*Task details:* Provide an exact transcription of all the records.

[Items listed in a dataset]
▽
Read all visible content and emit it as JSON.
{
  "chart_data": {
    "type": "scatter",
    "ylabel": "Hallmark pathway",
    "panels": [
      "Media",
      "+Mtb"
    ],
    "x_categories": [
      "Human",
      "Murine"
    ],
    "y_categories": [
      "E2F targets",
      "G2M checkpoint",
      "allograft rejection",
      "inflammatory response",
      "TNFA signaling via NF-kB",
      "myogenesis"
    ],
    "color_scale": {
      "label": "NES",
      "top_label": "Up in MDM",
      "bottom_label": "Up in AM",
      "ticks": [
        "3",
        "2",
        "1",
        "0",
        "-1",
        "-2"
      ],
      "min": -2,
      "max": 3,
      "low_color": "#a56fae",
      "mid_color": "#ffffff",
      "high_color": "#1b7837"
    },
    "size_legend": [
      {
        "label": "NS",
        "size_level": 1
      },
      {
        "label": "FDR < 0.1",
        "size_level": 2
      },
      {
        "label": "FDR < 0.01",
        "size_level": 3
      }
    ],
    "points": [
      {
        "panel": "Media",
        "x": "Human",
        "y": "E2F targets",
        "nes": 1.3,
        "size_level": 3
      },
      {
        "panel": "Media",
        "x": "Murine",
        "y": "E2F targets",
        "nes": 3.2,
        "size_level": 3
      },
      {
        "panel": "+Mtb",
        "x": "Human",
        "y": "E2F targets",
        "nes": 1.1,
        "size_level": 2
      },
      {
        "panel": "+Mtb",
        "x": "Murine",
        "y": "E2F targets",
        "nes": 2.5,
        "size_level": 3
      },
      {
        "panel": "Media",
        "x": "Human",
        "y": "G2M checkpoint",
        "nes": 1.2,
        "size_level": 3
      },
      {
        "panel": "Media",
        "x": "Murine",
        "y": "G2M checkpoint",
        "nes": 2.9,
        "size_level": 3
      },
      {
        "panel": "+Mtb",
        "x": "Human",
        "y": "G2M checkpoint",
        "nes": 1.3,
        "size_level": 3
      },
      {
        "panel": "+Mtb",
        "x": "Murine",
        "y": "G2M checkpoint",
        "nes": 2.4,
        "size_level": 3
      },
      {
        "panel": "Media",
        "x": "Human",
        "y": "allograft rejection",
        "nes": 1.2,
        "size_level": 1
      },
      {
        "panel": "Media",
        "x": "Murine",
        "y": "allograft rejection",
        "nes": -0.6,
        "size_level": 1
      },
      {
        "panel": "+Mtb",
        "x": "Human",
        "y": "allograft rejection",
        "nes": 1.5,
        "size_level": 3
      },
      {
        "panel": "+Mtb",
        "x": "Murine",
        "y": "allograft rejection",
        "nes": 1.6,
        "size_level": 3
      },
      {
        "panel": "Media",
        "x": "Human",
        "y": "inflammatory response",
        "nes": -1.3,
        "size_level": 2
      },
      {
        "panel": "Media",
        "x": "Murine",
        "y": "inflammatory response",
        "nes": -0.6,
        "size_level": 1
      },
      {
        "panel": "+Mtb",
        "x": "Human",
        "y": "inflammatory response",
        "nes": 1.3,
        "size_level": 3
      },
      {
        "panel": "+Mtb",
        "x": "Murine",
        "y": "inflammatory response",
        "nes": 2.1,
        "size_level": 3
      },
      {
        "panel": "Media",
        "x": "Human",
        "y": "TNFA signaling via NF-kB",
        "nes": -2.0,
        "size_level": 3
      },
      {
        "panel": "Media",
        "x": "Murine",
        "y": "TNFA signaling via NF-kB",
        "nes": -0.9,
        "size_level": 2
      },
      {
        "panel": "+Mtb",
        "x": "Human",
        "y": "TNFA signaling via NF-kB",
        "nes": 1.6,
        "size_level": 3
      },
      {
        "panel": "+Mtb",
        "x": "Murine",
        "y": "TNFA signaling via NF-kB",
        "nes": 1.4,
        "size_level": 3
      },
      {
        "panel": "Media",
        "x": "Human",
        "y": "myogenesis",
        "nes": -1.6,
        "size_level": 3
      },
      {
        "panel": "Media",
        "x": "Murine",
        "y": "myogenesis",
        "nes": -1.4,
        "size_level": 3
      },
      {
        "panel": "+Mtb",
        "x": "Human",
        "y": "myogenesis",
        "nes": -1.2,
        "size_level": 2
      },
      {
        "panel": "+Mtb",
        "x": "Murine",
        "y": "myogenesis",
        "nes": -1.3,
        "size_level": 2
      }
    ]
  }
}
△
*Task result:*
Read all visible content and emit it as JSON.
{
  "chart_data": {
    "type": "scatter",
    "ylabel": "Hallmark pathway",
    "panels": [
      "Media",
      "+Mtb"
    ],
    "x_categories": [
      "Human",
      "Murine"
    ],
    "y_categories": [
      "E2F targets",
      "G2M checkpoint",
      "allograft rejection",
      "inflammatory response",
      "TNFA signaling via NF-kB",
      "myogenesis"
    ],
    "color_scale": {
      "label": "NES",
      "top_label": "Up in MDM",
      "bottom_label": "Up in AM",
      "ticks": [
        "3",
        "2",
        "1",
        "0",
        "-1",
        "-2"
      ],
      "min": -2,
      "max": 3,
      "low_color": "#a56fae",
      "mid_color": "#ffffff",
      "high_color": "#1b7837"
    },
    "size_legend": [
      {
        "label": "NS",
        "size_level": 1
      },
      {
        "label": "FDR < 0.1",
        "size_level": 2
      },
      {
        "label": "FDR < 0.01",
        "size_level": 3
      }
    ],
    "points": [
      {
        "panel": "Media",
        "x": "Human",
        "y": "E2F targets",
        "nes": 1.3,
        "size_level": 3
      },
      {
        "panel": "Media",
        "x": "Murine",
        "y": "E2F targets",
        "nes": 3.2,
        "size_level": 3
      },
      {
        "panel": "+Mtb",
        "x": "Human",
        "y": "E2F targets",
        "nes": 1.1,
        "size_level": 2
      },
      {
        "panel": "+Mtb",
        "x": "Murine",
        "y": "E2F targets",
        "nes": 2.5,
        "size_level": 3
      },
      {
        "panel": "Media",
        "x": "Human",
        "y": "G2M checkpoint",
        "nes": 1.2,
        "size_level": 3
      },
      {
        "panel": "Media",
        "x": "Murine",
        "y": "G2M checkpoint",
        "nes": 2.9,
        "size_level": 3
      },
      {
        "panel": "+Mtb",
        "x": "Human",
        "y": "G2M checkpoint",
        "nes": 1.3,
        "size_level": 3
      },
      {
        "panel": "+Mtb",
        "x": "Murine",
        "y": "G2M checkpoint",
        "nes": 2.4,
        "size_level": 3
      },
      {
        "panel": "Media",
        "x": "Human",
        "y": "allograft rejection",
        "nes": 1.2,
        "size_level": 1
      },
      {
        "panel": "Media",
        "x": "Murine",
        "y": "allograft rejection",
        "nes": -0.6,
        "size_level": 1
      },
      {
        "panel": "+Mtb",
        "x": "Human",
        "y": "allograft rejection",
        "nes": 1.5,
        "size_level": 3
      },
      {
        "panel": "+Mtb",
        "x": "Murine",
        "y": "allograft rejection",
        "nes": 1.6,
        "size_level": 3
      },
      {
        "panel": "Media",
        "x": "Human",
        "y": "inflammatory response",
        "nes": -1.3,
        "size_level": 2
      },
      {
        "panel": "Media",
        "x": "Murine",
        "y": "inflammatory response",
        "nes": -0.6,
        "size_level": 1
      },
      {
        "panel": "+Mtb",
        "x": "Human",
        "y": "inflammatory response",
        "nes": 1.3,
        "size_level": 3
      },
      {
        "panel": "+Mtb",
        "x": "Murine",
        "y": "inflammatory response",
        "nes": 2.1,
        "size_level": 3
      },
      {
        "panel": "Media",
        "x": "Human",
        "y": "TNFA signaling via NF-kB",
        "nes": -2.0,
        "size_level": 3
      },
      {
        "panel": "Media",
        "x": "Murine",
        "y": "TNFA signaling via NF-kB",
        "nes": -0.9,
        "size_level": 2
      },
      {
        "panel": "+Mtb",
        "x": "Human",
        "y": "TNFA signaling via NF-kB",
        "nes": 1.6,
        "size_level": 3
      },
      {
        "panel": "+Mtb",
        "x": "Murine",
        "y": "TNFA signaling via NF-kB",
        "nes": 1.4,
        "size_level": 3
      },
      {
        "panel": "Media",
        "x": "Human",
        "y": "myogenesis",
        "nes": -1.6,
        "size_level": 3
      },
      {
        "panel": "Media",
        "x": "Murine",
        "y": "myogenesis",
        "nes": -1.4,
        "size_level": 3
      },
      {
        "panel": "+Mtb",
        "x": "Human",
        "y": "myogenesis",
        "nes": -1.2,
        "size_level": 2
      },
      {
        "panel": "+Mtb",
        "x": "Murine",
        "y": "myogenesis",
        "nes": -1.3,
        "size_level": 2
      }
    ]
  }
}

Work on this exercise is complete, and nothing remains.